*PROMPT*
Reproduce each record below exactly as written.

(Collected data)
--

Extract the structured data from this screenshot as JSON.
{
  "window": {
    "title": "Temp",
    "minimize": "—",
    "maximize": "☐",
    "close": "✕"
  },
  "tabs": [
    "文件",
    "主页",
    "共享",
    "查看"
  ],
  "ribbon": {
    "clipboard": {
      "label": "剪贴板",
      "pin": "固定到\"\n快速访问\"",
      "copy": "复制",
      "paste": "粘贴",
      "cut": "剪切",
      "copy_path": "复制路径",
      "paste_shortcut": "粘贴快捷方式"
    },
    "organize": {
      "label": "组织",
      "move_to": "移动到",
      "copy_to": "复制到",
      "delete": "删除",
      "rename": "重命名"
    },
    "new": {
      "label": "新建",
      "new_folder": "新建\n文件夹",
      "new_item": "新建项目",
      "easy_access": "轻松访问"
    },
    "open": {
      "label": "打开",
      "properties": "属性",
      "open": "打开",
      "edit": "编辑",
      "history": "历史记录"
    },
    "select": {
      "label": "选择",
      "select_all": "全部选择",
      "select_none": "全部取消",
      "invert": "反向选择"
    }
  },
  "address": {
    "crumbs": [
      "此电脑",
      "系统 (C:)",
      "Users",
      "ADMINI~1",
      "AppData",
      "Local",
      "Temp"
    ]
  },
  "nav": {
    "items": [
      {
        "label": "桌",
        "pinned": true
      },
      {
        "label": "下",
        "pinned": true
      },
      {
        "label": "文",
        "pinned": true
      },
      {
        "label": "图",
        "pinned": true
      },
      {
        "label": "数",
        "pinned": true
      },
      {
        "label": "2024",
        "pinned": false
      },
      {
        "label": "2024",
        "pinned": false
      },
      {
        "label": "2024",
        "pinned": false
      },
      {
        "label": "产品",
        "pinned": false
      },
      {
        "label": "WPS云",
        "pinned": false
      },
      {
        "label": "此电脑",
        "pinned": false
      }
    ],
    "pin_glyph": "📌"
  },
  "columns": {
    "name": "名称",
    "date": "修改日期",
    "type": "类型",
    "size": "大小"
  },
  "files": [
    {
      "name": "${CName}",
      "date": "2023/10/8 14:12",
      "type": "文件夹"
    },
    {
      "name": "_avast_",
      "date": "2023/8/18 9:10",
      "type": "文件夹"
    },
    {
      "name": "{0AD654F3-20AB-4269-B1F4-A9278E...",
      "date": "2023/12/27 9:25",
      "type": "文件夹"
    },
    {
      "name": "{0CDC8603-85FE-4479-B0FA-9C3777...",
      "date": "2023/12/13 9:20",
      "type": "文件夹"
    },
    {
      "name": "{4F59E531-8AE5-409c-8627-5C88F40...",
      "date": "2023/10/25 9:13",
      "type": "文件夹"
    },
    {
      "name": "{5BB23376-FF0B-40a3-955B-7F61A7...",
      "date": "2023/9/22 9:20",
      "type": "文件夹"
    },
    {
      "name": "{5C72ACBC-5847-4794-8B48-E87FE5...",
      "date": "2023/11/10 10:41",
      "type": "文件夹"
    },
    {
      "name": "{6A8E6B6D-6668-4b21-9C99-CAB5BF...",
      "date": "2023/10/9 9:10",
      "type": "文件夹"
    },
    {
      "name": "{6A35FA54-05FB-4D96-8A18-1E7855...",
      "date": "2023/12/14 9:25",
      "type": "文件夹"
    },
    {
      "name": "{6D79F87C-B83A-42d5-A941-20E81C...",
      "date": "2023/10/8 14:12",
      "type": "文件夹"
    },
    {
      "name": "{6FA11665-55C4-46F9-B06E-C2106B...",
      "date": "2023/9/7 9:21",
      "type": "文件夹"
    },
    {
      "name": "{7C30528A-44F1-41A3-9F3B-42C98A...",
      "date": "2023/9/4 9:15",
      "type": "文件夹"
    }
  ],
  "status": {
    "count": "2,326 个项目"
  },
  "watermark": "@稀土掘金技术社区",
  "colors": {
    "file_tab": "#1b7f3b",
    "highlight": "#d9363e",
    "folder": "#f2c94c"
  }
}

--

*SOLUTION FOR THIS TASK*
Extract the structured data from this screenshot as JSON.
{
  "window": {
    "title": "Temp",
    "minimize": "—",
    "maximize": "☐",
    "close": "✕"
  },
  "tabs": [
    "文件",
    "主页",
    "共享",
    "查看"
  ],
  "ribbon": {
    "clipboard": {
      "label": "剪贴板",
      "pin": "固定到\"\n快速访问\"",
      "copy": "复制",
      "paste": "粘贴",
      "cut": "剪切",
      "copy_path": "复制路径",
      "paste_shortcut": "粘贴快捷方式"
    },
    "organize": {
      "label": "组织",
      "move_to": "移动到",
      "copy_to": "复制到",
      "delete": "删除",
      "rename": "重命名"
    },
    "new": {
      "label": "新建",
      "new_folder": "新建\n文件夹",
      "new_item": "新建项目",
      "easy_access": "轻松访问"
    },
    "open": {
      "label": "打开",
      "properties": "属性",
      "open": "打开",
      "edit": "编辑",
      "history": "历史记录"
    },
    "select": {
      "label": "选择",
      "select_all": "全部选择",
      "select_none": "全部取消",
      "invert": "反向选择"
    }
  },
  "address": {
    "crumbs": [
      "此电脑",
      "系统 (C:)",
      "Users",
      "ADMINI~1",
      "AppData",
      "Local",
      "Temp"
    ]
  },
  "nav": {
    "items": [
      {
        "label": "桌",
        "pinned": true
      },
      {
        "label": "下",
        "pinned": true
      },
      {
        "label": "文",
        "pinned": true
      },
      {
        "label": "图",
        "pinned": true
      },
      {
        "label": "数",
        "pinned": true
      },
      {
        "label": "2024",
        "pinned": false
      },
      {
        "label": "2024",
        "pinned": false
      },
      {
        "label": "2024",
        "pinned": false
      },
      {
        "label": "产品",
        "pinned": false
      },
      {
        "label": "WPS云",
        "pinned": false
      },
      {
        "label": "此电脑",
        "pinned": false
      }
    ],
    "pin_glyph": "📌"
  },
  "columns": {
    "name": "名称",
    "date": "修改日期",
    "type": "类型",
    "size": "大小"
  },
  "files": [
    {
      "name": "${CName}",
      "date": "2023/10/8 14:12",
      "type": "文件夹"
    },
    {
      "name": "_avast_",
      "date": "2023/8/18 9:10",
      "type": "文件夹"
    },
    {
      "name": "{0AD654F3-20AB-4269-B1F4-A9278E...",
      "date": "2023/12/27 9:25",
      "type": "文件夹"
    },
    {
      "name": "{0CDC8603-85FE-4479-B0FA-9C3777...",
      "date": "2023/12/13 9:20",
      "type": "文件夹"
    },
    {
      "name": "{4F59E531-8AE5-409c-8627-5C88F40...",
      "date": "2023/10/25 9:13",
      "type": "文件夹"
    },
    {
      "name": "{5BB23376-FF0B-40a3-955B-7F61A7...",
      "date": "2023/9/22 9:20",
      "type": "文件夹"
    },
    {
      "name": "{5C72ACBC-5847-4794-8B48-E87FE5...",
      "date": "2023/11/10 10:41",
      "type": "文件夹"
    },
    {
      "name": "{6A8E6B6D-6668-4b21-9C99-CAB5BF...",
      "date": "2023/10/9 9:10",
      "type": "文件夹"
    },
    {
      "name": "{6A35FA54-05FB-4D96-8A18-1E7855...",
      "date": "2023/12/14 9:25",
      "type": "文件夹"
    },
    {
      "name": "{6D79F87C-B83A-42d5-A941-20E81C...",
      "date": "2023/10/8 14:12",
      "type": "文件夹"
    },
    {
      "name": "{6FA11665-55C4-46F9-B06E-C2106B...",
      "date": "2023/9/7 9:21",
      "type": "文件夹"
    },
    {
      "name": "{7C30528A-44F1-41A3-9F3B-42C98A...",
      "date": "2023/9/4 9:15",
      "type": "文件夹"
    }
  ],
  "status": {
    "count": "2,326 个项目"
  },
  "watermark": "@稀土掘金技术社区",
  "colors": {
    "file_tab": "#1b7f3b",
    "highlight": "#d9363e",
    "folder": "#f2c94c"
  }
}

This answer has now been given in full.